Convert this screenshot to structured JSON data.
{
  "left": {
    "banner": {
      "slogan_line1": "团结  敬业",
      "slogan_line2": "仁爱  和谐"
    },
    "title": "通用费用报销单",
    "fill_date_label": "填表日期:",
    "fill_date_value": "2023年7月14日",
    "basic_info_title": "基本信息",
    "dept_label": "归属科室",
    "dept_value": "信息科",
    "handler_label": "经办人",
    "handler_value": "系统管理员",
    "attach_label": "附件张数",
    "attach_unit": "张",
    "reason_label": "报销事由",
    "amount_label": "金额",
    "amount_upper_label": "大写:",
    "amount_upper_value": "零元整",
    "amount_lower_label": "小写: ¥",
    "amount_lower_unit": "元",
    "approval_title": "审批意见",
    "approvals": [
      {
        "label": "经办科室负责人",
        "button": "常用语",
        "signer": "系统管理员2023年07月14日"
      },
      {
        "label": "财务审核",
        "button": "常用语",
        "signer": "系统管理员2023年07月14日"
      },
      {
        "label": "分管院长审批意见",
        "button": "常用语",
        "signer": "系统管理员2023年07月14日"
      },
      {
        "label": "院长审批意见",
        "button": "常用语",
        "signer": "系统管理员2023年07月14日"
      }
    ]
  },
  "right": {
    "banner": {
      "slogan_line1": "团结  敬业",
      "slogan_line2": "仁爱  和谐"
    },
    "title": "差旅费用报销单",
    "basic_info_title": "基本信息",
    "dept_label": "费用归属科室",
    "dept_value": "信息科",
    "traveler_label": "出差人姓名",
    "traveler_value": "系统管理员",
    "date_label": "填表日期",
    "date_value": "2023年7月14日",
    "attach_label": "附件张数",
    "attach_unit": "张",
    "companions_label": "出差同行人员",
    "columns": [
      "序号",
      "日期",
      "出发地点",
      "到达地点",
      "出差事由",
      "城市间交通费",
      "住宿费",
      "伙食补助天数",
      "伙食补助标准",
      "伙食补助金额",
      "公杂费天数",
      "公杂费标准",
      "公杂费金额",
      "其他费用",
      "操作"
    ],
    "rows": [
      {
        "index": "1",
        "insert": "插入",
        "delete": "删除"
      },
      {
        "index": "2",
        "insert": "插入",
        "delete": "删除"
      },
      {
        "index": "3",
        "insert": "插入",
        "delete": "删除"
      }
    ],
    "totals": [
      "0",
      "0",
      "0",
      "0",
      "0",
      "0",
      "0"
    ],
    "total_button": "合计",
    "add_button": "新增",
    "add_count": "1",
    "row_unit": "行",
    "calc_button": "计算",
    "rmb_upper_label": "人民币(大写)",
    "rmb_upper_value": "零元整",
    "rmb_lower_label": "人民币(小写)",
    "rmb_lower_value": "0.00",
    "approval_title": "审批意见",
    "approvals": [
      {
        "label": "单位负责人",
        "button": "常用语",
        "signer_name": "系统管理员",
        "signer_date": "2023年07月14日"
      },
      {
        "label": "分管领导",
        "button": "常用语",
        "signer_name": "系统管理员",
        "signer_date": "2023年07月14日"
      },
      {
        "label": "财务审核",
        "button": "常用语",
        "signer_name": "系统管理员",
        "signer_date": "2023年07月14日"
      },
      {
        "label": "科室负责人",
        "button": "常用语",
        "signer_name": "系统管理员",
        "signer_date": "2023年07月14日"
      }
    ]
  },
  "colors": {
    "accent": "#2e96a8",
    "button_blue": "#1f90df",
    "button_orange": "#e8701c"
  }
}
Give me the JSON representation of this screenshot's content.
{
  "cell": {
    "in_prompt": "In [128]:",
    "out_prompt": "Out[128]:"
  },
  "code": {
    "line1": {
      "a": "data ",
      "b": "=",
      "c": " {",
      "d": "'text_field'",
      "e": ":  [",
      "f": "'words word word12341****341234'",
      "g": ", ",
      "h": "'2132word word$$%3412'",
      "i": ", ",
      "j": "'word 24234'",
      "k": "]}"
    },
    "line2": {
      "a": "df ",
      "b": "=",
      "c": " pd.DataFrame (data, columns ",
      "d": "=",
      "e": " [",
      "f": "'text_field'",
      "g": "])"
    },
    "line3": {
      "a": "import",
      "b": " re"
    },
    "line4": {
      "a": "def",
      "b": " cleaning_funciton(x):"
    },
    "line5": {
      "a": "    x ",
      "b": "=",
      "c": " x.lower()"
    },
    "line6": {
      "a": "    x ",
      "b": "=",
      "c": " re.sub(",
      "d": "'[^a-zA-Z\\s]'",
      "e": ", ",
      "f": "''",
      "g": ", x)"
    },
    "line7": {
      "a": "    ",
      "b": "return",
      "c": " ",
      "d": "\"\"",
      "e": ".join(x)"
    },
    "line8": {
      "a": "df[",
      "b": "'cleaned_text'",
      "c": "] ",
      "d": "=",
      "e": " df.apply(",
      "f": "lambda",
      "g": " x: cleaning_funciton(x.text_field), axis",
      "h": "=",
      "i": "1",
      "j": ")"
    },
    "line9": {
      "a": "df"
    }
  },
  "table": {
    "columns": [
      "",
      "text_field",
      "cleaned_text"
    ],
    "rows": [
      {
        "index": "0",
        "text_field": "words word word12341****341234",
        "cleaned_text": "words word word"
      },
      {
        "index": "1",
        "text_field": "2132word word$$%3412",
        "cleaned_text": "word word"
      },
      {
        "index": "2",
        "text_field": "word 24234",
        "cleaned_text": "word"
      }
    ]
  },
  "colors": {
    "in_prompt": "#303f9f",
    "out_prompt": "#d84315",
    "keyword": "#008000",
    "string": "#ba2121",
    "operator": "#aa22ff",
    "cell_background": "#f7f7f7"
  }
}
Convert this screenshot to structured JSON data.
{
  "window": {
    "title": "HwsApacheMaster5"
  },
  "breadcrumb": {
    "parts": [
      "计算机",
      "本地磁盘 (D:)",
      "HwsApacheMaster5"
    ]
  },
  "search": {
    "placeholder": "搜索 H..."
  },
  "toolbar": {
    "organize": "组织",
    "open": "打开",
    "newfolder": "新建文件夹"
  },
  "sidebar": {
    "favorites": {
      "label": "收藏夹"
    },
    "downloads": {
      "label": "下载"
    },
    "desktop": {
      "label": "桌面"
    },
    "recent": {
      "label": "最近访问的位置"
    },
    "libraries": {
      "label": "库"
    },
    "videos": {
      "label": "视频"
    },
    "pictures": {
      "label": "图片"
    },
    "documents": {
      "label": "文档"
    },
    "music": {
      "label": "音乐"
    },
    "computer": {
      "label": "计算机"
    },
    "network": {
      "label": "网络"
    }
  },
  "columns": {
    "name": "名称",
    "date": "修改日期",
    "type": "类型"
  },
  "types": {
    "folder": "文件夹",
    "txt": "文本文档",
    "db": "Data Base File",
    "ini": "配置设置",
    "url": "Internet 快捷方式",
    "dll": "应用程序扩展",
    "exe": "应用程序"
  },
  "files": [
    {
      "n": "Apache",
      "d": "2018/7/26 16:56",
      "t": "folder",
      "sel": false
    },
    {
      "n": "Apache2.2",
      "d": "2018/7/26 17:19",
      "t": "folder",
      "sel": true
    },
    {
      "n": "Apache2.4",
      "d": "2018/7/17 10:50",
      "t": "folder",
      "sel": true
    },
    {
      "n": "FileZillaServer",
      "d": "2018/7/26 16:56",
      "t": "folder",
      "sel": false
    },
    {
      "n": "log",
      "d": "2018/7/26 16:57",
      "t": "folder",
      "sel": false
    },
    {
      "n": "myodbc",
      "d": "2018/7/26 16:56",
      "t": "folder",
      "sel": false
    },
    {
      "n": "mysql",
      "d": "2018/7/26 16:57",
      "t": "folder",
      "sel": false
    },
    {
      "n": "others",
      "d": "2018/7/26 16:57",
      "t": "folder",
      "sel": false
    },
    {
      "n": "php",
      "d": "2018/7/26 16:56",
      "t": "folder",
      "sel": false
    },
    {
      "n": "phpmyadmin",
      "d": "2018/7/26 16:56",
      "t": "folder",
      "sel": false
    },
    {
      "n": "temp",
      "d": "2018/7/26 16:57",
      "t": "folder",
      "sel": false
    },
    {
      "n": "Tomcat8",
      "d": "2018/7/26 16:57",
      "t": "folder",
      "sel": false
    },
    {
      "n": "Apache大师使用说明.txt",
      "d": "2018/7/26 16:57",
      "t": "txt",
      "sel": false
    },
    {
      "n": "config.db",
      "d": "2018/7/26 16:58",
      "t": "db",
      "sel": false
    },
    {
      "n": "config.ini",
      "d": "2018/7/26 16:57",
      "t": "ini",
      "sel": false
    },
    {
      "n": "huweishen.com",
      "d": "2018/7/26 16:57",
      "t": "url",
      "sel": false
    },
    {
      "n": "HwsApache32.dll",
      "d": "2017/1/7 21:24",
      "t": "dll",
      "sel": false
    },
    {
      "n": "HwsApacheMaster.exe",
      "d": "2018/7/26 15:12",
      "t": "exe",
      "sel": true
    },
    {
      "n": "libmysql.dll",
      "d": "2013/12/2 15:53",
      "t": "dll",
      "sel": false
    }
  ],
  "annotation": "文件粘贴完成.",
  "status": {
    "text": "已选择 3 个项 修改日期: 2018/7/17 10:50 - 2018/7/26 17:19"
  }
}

Task goal
Looking at the data above, show all lines where the word "修改日期" occurs.

Output for this exercise
    "date": "修改日期",
    "text": "已选择 3 个项 修改日期: 2018/7/17 10:50 - 2018/7/26 17:19"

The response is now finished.